### What you have to do
Only lines holding the word "بلاوارث" should be copied from the material.

Collected data entries
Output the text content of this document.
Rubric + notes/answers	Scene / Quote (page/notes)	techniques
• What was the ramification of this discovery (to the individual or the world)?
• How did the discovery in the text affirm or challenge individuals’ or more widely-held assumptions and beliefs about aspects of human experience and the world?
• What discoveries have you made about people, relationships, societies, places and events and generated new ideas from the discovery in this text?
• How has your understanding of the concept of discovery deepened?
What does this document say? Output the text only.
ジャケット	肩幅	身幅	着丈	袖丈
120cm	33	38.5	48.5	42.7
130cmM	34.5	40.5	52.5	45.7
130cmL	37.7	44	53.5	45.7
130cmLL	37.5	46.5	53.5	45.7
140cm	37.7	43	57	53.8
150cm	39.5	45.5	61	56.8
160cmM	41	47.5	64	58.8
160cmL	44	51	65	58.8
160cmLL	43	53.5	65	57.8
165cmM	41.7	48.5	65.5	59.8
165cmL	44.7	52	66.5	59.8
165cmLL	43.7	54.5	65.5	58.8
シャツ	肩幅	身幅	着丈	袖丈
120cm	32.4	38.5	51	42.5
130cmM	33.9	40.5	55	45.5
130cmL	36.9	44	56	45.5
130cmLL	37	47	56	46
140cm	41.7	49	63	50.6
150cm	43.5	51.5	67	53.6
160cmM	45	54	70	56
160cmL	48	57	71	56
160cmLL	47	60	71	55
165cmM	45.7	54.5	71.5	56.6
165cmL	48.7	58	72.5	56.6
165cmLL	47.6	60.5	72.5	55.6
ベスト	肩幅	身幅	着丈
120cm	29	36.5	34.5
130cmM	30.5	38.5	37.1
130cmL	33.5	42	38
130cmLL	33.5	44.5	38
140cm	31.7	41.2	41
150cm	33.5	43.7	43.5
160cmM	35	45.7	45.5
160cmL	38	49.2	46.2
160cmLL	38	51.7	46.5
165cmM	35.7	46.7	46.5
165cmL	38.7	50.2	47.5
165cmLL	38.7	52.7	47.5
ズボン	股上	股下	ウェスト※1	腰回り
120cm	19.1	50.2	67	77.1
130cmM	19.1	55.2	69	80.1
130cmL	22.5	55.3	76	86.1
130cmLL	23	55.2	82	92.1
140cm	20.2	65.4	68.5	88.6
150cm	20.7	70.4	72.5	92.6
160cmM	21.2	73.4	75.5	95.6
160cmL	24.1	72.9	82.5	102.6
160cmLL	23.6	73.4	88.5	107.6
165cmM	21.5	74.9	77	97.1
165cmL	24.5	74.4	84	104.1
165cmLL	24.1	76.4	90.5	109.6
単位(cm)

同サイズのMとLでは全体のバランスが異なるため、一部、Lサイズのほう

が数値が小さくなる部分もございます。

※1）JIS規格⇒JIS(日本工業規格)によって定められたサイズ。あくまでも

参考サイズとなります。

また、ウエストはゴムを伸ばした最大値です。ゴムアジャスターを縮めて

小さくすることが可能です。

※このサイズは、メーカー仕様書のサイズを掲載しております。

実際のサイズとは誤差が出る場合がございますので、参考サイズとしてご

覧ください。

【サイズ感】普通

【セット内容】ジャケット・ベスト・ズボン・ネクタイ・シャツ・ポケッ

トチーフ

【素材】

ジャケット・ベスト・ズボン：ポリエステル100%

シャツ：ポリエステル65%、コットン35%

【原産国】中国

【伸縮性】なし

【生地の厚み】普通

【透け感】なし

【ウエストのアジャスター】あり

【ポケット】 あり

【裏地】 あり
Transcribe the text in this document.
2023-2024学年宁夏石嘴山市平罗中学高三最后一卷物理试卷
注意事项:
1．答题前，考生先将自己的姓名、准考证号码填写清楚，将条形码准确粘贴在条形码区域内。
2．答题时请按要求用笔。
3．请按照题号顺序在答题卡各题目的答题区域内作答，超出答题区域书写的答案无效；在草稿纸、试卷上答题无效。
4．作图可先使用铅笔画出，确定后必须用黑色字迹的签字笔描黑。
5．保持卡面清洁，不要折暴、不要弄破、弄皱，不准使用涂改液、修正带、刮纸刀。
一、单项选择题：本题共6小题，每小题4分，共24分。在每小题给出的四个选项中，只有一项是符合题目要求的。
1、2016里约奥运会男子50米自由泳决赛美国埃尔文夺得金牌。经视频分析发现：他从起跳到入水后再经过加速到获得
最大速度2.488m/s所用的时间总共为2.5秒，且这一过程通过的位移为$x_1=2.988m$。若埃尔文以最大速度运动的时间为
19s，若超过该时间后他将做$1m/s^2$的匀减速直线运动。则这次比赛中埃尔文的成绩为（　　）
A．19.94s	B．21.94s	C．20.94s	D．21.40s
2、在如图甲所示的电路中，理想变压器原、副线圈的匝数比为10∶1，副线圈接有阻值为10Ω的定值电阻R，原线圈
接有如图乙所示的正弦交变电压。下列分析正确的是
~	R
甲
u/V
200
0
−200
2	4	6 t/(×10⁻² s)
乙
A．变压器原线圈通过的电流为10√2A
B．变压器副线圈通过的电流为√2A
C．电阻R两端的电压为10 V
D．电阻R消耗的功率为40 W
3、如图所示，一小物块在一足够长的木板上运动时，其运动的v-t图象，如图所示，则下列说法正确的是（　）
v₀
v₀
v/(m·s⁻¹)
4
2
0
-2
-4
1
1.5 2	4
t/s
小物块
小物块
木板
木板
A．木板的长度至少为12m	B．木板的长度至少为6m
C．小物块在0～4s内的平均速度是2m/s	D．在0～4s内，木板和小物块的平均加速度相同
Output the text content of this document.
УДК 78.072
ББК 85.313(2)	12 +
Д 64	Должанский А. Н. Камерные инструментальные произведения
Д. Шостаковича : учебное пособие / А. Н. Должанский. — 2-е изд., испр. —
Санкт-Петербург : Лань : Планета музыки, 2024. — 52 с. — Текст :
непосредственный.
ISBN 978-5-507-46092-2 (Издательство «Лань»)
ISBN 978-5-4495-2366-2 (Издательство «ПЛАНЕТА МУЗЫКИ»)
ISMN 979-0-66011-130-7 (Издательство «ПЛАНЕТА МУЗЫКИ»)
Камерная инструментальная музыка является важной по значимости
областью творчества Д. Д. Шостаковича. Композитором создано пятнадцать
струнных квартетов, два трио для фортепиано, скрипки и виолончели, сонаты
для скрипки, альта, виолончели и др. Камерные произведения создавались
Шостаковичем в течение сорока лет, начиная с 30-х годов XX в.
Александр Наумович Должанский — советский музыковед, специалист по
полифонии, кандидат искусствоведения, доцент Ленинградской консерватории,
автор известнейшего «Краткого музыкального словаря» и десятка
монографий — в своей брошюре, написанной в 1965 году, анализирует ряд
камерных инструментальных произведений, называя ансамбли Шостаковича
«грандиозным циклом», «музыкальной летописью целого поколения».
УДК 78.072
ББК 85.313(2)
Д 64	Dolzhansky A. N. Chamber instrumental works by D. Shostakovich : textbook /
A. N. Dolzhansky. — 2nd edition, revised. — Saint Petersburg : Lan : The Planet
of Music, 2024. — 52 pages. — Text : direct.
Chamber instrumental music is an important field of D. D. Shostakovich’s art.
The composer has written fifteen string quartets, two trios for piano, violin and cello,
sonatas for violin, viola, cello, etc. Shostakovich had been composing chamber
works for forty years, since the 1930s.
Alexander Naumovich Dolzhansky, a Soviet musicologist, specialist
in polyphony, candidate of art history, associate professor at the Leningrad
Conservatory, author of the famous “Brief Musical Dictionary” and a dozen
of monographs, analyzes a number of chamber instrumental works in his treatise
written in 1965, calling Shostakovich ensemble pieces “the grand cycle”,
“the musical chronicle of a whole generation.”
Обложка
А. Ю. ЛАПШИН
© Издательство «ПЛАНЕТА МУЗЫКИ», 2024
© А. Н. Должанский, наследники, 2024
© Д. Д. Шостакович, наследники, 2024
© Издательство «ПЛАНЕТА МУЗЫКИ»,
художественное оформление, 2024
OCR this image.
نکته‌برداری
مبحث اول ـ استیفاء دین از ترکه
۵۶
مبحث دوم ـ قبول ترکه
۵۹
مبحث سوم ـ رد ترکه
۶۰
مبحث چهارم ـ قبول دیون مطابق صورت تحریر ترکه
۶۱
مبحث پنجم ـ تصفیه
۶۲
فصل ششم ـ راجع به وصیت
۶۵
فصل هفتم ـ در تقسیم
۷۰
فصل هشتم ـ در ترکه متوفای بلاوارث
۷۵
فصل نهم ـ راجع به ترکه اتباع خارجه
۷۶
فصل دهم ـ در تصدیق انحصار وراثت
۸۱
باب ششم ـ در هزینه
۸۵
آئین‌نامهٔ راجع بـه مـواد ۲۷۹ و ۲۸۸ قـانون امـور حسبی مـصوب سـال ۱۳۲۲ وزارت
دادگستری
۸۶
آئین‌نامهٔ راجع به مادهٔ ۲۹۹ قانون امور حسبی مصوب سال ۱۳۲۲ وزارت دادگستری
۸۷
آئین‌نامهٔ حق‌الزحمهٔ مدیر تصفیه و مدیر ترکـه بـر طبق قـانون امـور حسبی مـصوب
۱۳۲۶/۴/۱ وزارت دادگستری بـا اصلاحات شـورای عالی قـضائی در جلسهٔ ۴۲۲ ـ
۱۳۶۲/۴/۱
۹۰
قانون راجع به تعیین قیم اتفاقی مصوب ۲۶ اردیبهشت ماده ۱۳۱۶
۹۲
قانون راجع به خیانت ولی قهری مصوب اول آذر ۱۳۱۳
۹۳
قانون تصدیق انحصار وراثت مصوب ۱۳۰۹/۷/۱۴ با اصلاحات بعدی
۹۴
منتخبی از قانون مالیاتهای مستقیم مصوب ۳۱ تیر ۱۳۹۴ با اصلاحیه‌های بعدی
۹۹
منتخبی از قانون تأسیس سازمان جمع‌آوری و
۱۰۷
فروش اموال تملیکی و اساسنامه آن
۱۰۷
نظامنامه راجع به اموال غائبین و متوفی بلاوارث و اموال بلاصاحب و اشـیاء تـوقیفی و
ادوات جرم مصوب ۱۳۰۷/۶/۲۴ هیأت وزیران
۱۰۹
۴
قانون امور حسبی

### Written reply
فصل هشتم ـ در ترکه متوفای بلاوارث
نظامنامه راجع به اموال غائبین و متوفی بلاوارث و اموال بلاصاحب و اشـیاء تـوقیفی و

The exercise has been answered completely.